Text excerpt:
····················

Learn how to compute tf-idf weights and the cosine similarity score between two vectors. You will use these concepts to build a movie and a TED Talk recommender. Finally, you will also learn about word embeddings and using word vector representations, you will compute similarities between various Pink Floyd songs.

# Building tf-idf document vectors

## tf-idf weight of commonly occurring words
The word bottle occurs 5 times in a particular document D and also occurs in every document of the corpus. What is the tf-idf weight of bottle in D?
> Correct! In fact, the tf-idf weight for bottle in every document will be 0. This is because the inverse document frequency is constant across documents in a corpus and since bottle occurs in every document, its value is log(1), which is 0.

## tf-idf vectors for TED talks

In this exercise, you have been given a corpus ted which contains the transcripts of 500 TED Talks. Your task is to generate the tf-idf vectors for these talks.

In a later lesson, we will use these vectors to generate recommendations of similar talks based on the transcript.
- Import TfidfVectorizer from sklearn.

····················

Records shown:
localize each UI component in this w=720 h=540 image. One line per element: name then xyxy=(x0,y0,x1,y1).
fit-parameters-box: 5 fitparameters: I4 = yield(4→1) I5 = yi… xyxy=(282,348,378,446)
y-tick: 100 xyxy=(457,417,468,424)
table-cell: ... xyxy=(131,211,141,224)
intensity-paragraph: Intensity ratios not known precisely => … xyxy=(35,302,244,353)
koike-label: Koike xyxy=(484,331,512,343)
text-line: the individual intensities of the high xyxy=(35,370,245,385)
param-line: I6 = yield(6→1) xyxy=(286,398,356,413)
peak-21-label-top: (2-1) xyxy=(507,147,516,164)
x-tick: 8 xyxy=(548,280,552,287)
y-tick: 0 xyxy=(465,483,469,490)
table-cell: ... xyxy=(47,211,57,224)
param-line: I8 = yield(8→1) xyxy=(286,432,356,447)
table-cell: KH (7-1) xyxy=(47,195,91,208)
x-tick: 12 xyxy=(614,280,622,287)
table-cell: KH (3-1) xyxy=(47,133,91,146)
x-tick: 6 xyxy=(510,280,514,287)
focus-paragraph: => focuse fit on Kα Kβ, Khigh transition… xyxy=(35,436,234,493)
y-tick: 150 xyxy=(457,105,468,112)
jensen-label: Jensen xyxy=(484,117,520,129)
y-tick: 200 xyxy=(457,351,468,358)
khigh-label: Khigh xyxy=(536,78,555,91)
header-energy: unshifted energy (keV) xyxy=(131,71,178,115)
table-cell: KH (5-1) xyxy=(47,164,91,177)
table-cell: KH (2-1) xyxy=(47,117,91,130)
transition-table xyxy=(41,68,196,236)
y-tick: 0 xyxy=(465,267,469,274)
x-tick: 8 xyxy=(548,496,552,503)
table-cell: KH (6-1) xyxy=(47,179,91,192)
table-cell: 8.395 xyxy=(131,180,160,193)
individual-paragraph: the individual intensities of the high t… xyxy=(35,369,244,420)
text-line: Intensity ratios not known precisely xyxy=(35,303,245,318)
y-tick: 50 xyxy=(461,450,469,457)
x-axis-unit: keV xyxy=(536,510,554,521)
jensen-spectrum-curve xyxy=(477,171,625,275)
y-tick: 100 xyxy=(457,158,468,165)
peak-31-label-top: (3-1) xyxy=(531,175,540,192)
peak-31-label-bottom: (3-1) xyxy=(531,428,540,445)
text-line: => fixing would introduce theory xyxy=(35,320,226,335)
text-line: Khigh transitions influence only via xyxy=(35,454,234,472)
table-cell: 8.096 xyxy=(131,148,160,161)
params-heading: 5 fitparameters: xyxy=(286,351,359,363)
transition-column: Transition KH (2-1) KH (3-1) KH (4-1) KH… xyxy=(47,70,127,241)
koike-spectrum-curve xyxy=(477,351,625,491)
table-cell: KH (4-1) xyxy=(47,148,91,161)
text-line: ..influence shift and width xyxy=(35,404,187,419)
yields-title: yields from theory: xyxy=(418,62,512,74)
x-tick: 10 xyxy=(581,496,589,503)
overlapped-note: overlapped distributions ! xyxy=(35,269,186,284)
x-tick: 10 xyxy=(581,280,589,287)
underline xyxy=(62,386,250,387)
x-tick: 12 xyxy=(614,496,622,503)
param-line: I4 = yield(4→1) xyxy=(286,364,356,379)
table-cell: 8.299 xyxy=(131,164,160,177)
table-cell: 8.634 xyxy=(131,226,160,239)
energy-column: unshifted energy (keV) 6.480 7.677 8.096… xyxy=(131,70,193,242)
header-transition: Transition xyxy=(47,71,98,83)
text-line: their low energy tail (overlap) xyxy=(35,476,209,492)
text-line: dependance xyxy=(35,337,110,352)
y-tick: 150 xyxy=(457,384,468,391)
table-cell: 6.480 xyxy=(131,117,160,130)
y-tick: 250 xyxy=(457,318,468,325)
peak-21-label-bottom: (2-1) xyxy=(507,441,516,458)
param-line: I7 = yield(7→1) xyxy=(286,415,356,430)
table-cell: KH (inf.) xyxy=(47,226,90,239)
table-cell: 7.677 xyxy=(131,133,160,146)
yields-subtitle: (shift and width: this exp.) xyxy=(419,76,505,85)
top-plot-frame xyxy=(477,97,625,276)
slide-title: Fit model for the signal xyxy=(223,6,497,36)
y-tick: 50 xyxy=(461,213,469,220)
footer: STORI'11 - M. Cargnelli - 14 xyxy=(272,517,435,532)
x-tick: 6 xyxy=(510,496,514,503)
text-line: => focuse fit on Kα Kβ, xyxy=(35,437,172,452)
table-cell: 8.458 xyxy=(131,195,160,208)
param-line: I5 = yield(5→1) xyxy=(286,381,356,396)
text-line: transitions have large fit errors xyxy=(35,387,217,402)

····················

The tasks:
a. In the tf-idf text, how many TED Talk transcripts does the corpus ted contain?
b. Reproduce the rows verbatim, beginning at the first row and ending after the row that contains "text-line: ..influence shift".

Answers to the problems:
a. 500

b.
localize each UI component in this w=720 h=540 image. One line per element: name then xyxy=(x0,y0,x1,y1).
fit-parameters-box: 5 fitparameters: I4 = yield(4→1) I5 = yi… xyxy=(282,348,378,446)
y-tick: 100 xyxy=(457,417,468,424)
table-cell: ... xyxy=(131,211,141,224)
intensity-paragraph: Intensity ratios not known precisely => … xyxy=(35,302,244,353)
koike-label: Koike xyxy=(484,331,512,343)
text-line: the individual intensities of the high xyxy=(35,370,245,385)
param-line: I6 = yield(6→1) xyxy=(286,398,356,413)
peak-21-label-top: (2-1) xyxy=(507,147,516,164)
x-tick: 8 xyxy=(548,280,552,287)
y-tick: 0 xyxy=(465,483,469,490)
table-cell: ... xyxy=(47,211,57,224)
param-line: I8 = yield(8→1) xyxy=(286,432,356,447)
table-cell: KH (7-1) xyxy=(47,195,91,208)
x-tick: 12 xyxy=(614,280,622,287)
table-cell: KH (3-1) xyxy=(47,133,91,146)
x-tick: 6 xyxy=(510,280,514,287)
focus-paragraph: => focuse fit on Kα Kβ, Khigh transition… xyxy=(35,436,234,493)
y-tick: 150 xyxy=(457,105,468,112)
jensen-label: Jensen xyxy=(484,117,520,129)
y-tick: 200 xyxy=(457,351,468,358)
khigh-label: Khigh xyxy=(536,78,555,91)
header-energy: unshifted energy (keV) xyxy=(131,71,178,115)
table-cell: KH (5-1) xyxy=(47,164,91,177)
table-cell: KH (2-1) xyxy=(47,117,91,130)
transition-table xyxy=(41,68,196,236)
y-tick: 0 xyxy=(465,267,469,274)
x-tick: 8 xyxy=(548,496,552,503)
table-cell: KH (6-1) xyxy=(47,179,91,192)
table-cell: 8.395 xyxy=(131,180,160,193)
individual-paragraph: the individual intensities of the high t… xyxy=(35,369,244,420)
text-line: Intensity ratios not known precisely xyxy=(35,303,245,318)
y-tick: 50 xyxy=(461,450,469,457)
x-axis-unit: keV xyxy=(536,510,554,521)
jensen-spectrum-curve xyxy=(477,171,625,275)
y-tick: 100 xyxy=(457,158,468,165)
peak-31-label-top: (3-1) xyxy=(531,175,540,192)
peak-31-label-bottom: (3-1) xyxy=(531,428,540,445)
text-line: => fixing would introduce theory xyxy=(35,320,226,335)
text-line: Khigh transitions influence only via xyxy=(35,454,234,472)
table-cell: 8.096 xyxy=(131,148,160,161)
params-heading: 5 fitparameters: xyxy=(286,351,359,363)
transition-column: Transition KH (2-1) KH (3-1) KH (4-1) KH… xyxy=(47,70,127,241)
koike-spectrum-curve xyxy=(477,351,625,491)
table-cell: KH (4-1) xyxy=(47,148,91,161)
text-line: ..influence shift and width xyxy=(35,404,187,419)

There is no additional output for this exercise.